═══ DATASET ROWS

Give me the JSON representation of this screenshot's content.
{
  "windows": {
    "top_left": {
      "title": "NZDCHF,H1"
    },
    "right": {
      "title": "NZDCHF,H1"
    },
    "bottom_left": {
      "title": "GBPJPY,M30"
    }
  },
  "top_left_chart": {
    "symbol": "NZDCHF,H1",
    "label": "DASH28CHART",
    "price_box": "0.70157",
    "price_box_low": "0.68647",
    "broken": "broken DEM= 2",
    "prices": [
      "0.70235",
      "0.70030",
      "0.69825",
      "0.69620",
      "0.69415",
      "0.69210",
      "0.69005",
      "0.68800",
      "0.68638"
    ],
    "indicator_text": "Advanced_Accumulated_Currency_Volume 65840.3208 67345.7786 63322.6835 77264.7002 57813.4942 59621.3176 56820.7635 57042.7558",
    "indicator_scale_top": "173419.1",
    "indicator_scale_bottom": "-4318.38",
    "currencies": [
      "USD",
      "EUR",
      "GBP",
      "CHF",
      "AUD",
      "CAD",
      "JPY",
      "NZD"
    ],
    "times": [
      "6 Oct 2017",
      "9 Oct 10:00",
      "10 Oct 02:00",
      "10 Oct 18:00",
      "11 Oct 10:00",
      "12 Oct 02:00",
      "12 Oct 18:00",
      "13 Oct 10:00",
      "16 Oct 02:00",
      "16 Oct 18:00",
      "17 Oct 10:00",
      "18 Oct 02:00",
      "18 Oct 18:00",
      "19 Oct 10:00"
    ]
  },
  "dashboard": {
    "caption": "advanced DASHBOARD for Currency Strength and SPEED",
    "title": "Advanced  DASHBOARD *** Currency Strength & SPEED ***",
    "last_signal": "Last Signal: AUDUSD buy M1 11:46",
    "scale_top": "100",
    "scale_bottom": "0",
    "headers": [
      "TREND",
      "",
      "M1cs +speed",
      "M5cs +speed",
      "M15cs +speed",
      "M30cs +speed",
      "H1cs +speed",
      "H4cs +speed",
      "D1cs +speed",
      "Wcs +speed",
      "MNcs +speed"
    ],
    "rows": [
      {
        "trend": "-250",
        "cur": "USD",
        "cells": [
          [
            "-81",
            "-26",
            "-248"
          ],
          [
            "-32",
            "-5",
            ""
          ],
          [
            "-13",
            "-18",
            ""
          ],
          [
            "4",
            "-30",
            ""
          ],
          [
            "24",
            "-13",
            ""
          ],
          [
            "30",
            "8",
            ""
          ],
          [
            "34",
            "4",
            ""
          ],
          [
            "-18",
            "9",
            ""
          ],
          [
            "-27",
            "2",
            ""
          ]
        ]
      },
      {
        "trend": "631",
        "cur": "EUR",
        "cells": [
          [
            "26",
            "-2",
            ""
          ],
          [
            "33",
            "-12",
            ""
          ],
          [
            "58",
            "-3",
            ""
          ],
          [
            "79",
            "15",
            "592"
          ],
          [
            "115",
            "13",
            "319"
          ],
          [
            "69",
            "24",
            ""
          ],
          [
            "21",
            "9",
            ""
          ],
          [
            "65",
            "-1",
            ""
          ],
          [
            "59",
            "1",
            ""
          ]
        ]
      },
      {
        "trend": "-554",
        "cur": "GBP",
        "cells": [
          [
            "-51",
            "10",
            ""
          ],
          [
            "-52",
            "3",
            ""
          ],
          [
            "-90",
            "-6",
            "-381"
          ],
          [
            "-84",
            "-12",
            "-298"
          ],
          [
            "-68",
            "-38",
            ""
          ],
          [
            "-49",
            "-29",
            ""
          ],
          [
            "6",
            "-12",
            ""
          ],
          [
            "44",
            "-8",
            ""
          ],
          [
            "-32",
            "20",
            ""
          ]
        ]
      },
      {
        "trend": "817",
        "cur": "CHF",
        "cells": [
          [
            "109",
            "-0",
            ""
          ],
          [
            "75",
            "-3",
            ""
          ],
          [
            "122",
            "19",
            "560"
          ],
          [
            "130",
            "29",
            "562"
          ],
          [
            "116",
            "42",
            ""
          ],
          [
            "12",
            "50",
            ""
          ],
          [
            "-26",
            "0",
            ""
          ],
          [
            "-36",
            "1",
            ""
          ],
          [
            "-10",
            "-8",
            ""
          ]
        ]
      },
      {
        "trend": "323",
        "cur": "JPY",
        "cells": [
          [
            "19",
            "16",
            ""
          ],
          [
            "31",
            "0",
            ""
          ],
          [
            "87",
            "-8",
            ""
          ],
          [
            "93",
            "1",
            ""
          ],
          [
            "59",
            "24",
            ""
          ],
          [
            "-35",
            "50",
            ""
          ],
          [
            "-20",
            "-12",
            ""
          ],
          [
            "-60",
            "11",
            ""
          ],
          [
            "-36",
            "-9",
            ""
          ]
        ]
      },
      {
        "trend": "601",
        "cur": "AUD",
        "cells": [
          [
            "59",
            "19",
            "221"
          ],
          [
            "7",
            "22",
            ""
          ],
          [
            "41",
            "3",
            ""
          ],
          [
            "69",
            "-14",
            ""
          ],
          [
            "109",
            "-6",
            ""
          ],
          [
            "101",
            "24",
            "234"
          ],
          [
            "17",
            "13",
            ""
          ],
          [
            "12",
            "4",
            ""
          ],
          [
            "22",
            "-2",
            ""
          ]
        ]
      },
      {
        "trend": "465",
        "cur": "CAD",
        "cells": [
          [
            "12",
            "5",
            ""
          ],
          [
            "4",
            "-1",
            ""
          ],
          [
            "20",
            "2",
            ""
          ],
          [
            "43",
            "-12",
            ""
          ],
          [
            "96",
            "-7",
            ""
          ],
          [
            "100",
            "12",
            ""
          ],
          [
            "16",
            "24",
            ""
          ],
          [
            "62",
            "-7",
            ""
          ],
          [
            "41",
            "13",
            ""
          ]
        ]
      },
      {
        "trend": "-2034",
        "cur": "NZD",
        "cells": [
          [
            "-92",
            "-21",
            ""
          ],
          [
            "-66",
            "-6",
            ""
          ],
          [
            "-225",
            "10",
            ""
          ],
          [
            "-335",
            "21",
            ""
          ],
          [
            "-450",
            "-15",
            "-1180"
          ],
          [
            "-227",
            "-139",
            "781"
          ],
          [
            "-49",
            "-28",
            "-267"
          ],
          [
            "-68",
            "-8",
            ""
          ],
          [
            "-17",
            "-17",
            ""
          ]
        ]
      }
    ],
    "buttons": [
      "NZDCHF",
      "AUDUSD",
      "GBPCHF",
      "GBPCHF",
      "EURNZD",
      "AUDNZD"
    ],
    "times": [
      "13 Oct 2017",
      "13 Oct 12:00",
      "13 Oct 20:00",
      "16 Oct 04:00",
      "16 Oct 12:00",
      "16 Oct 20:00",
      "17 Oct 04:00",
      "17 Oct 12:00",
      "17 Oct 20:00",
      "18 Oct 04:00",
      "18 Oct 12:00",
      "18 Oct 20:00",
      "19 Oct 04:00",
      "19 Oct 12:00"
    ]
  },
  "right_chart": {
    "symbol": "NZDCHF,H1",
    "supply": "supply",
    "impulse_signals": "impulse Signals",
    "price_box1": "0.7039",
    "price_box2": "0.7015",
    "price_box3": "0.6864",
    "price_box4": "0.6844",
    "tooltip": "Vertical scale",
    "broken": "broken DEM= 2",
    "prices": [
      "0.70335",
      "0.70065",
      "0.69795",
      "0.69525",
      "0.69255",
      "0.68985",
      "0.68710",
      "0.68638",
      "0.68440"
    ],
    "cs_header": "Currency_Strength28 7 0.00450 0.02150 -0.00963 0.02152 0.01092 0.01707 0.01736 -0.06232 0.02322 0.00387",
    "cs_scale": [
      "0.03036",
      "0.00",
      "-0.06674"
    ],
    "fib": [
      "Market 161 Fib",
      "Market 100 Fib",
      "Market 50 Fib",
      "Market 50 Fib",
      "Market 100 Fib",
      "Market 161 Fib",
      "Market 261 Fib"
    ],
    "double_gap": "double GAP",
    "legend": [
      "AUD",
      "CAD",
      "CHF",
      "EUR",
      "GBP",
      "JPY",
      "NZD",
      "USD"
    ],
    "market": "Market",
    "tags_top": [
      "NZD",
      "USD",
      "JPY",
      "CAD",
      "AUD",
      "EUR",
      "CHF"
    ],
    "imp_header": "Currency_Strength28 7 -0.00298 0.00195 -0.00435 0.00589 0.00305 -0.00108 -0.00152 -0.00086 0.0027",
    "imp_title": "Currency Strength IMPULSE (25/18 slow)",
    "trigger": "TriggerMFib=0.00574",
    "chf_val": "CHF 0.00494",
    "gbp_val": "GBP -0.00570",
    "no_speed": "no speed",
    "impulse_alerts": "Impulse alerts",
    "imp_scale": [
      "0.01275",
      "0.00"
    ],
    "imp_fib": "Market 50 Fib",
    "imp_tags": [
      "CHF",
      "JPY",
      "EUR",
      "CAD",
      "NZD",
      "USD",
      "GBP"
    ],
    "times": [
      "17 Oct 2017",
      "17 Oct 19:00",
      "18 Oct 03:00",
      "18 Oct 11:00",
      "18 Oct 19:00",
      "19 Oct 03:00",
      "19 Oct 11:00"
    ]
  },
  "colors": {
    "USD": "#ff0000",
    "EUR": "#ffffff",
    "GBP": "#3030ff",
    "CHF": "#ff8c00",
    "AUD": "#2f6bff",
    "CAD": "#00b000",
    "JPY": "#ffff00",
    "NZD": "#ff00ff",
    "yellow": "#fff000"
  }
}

══════

• WRITTEN INSTRUCTION
Count every line above that holds the word "AUDUSD", and state the number and nothing more.

• ANSWER TO THIS EXERCISE
2